**REQUIREMENTS:**
Collect every line that includes the string "arrow".
**** EXCERPTED DATA ****
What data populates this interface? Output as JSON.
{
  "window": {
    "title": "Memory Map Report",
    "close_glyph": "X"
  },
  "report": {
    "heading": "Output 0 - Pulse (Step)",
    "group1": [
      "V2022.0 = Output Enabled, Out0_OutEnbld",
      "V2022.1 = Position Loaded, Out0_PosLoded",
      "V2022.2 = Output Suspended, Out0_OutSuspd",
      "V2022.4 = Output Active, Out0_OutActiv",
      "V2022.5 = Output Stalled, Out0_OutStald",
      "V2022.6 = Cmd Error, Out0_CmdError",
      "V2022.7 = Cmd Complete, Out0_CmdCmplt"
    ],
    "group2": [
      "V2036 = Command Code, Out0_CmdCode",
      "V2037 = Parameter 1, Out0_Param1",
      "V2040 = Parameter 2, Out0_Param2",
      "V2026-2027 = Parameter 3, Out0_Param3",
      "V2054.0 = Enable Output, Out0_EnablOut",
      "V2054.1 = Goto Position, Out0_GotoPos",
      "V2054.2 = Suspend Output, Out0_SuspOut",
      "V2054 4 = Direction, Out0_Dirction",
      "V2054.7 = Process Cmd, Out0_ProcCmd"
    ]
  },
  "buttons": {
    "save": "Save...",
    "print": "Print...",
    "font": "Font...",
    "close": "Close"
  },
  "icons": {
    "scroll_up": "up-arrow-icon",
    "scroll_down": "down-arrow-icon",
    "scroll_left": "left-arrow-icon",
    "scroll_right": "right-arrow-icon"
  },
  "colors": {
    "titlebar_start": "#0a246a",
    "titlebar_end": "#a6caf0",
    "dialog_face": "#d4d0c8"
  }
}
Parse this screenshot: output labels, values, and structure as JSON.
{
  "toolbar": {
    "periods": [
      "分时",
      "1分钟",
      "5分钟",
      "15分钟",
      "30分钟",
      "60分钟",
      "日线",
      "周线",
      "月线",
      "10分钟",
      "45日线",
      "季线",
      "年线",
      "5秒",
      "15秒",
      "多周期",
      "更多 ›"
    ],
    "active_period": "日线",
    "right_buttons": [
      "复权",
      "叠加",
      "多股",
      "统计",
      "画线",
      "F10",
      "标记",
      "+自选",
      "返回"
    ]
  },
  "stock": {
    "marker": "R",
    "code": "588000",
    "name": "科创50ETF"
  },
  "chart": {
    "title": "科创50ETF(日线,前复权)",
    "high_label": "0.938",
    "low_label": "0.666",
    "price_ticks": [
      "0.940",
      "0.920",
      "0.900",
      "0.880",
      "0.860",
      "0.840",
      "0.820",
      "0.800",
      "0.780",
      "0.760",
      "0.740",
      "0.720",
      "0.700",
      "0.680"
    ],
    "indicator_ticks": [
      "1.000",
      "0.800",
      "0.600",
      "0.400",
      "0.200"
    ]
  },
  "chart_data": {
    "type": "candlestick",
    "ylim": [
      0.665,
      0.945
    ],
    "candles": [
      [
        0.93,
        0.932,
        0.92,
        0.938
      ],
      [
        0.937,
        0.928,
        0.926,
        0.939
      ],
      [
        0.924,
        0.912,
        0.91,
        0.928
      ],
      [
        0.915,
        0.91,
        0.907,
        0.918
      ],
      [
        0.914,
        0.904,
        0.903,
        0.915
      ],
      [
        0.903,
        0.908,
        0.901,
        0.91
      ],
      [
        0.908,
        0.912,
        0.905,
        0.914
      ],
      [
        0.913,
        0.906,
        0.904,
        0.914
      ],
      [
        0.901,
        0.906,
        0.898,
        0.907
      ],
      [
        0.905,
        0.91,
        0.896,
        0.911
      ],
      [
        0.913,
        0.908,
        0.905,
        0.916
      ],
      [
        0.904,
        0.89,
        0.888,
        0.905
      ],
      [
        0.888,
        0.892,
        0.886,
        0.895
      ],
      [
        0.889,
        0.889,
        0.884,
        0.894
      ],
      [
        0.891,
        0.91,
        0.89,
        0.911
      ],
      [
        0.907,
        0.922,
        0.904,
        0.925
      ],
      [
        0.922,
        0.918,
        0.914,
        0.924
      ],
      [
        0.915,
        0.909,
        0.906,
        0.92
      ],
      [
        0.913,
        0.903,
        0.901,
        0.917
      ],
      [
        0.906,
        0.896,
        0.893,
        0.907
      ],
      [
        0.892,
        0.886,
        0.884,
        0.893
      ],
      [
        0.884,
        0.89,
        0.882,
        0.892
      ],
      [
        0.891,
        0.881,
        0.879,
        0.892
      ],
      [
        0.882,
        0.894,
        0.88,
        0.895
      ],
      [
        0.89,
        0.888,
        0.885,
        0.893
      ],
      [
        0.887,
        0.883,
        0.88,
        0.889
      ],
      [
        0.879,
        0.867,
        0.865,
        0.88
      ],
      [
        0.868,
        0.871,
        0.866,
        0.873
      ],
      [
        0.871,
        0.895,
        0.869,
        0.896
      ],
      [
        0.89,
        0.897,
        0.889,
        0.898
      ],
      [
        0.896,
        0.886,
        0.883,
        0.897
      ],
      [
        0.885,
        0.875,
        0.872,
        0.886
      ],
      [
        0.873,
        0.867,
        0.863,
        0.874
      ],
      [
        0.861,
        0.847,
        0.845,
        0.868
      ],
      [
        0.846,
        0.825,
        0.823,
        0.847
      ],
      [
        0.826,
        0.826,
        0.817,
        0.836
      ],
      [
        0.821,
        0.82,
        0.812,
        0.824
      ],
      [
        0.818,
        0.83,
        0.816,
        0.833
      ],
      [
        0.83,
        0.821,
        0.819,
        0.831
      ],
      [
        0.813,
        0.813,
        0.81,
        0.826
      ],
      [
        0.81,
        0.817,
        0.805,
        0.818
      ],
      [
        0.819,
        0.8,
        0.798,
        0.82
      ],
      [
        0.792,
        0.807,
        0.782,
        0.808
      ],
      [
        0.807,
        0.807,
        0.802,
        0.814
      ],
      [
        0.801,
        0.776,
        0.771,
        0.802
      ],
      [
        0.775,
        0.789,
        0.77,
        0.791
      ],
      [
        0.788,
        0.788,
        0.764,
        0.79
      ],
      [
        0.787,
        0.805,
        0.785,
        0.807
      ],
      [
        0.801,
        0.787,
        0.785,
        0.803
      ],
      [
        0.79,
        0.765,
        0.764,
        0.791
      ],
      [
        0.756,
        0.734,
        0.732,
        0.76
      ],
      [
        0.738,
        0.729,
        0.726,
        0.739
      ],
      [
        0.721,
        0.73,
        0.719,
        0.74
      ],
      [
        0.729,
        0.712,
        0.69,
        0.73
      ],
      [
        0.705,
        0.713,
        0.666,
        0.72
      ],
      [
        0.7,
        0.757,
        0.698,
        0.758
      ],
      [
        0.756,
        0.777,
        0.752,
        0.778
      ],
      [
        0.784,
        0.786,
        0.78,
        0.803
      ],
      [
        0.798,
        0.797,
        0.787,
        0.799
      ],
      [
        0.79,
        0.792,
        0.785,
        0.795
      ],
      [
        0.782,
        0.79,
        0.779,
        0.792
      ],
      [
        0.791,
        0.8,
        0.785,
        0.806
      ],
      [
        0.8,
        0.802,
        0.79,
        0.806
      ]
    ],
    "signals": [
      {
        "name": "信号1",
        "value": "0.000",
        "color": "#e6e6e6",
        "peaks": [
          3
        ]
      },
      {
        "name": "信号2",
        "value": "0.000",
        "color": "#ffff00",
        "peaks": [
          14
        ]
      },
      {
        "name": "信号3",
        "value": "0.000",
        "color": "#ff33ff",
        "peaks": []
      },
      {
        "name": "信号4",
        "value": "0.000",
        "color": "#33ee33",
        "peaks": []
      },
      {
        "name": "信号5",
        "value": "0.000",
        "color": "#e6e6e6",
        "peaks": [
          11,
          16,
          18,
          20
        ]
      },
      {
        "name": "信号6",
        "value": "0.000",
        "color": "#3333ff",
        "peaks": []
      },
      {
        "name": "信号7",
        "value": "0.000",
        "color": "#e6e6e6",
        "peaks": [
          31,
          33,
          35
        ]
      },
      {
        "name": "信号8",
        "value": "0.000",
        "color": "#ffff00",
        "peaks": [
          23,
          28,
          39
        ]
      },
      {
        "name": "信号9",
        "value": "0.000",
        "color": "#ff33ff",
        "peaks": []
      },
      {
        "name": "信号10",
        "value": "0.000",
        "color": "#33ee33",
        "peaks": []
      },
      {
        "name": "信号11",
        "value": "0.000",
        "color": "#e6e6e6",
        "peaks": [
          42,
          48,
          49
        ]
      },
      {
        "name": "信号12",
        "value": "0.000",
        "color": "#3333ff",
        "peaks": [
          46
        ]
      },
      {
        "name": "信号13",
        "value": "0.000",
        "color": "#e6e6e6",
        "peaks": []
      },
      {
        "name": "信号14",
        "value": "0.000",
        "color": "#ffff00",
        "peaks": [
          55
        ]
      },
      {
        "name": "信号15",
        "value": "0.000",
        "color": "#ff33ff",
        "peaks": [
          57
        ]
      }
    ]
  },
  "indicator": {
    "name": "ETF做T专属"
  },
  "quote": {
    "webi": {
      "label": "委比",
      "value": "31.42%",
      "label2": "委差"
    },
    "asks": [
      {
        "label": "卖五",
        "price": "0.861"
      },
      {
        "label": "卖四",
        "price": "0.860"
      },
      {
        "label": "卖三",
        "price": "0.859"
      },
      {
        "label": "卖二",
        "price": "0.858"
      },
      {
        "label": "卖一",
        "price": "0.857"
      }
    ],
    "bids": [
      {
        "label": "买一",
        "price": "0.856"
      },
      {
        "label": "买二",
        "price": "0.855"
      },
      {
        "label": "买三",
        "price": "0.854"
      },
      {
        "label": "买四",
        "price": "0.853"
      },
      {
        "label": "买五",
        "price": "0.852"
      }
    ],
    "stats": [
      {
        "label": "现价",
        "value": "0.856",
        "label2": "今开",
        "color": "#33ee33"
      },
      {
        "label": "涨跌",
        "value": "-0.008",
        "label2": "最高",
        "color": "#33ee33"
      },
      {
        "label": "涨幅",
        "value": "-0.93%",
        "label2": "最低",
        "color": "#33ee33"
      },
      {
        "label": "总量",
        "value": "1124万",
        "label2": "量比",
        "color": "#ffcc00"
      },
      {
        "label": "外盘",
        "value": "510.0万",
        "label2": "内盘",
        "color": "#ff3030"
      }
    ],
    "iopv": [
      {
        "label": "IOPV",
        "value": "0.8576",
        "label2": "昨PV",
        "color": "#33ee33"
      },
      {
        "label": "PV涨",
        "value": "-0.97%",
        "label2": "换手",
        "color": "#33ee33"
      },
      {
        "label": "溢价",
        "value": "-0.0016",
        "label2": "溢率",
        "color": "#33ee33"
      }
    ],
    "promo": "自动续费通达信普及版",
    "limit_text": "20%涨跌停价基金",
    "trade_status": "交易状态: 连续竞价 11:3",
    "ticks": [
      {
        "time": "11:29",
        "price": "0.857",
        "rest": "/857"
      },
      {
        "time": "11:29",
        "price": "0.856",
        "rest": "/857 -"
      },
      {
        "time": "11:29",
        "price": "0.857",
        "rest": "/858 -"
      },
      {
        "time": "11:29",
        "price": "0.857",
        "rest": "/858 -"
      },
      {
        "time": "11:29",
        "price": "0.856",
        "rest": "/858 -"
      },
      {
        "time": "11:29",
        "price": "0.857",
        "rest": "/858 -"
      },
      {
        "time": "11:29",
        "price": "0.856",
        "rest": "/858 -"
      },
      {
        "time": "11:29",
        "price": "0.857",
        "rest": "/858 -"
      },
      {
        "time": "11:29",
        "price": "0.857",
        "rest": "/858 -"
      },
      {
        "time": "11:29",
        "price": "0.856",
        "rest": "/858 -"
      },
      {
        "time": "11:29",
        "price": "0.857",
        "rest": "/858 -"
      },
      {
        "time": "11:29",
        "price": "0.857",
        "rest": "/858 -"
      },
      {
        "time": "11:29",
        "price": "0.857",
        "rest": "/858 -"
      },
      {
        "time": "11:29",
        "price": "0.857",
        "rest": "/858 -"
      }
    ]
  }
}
****
**RESPONSE TO THIS EXERCISE:**
    "scroll_up": "up-arrow-icon",
    "scroll_down": "down-arrow-icon",
    "scroll_left": "left-arrow-icon",
    "scroll_right": "right-arrow-icon"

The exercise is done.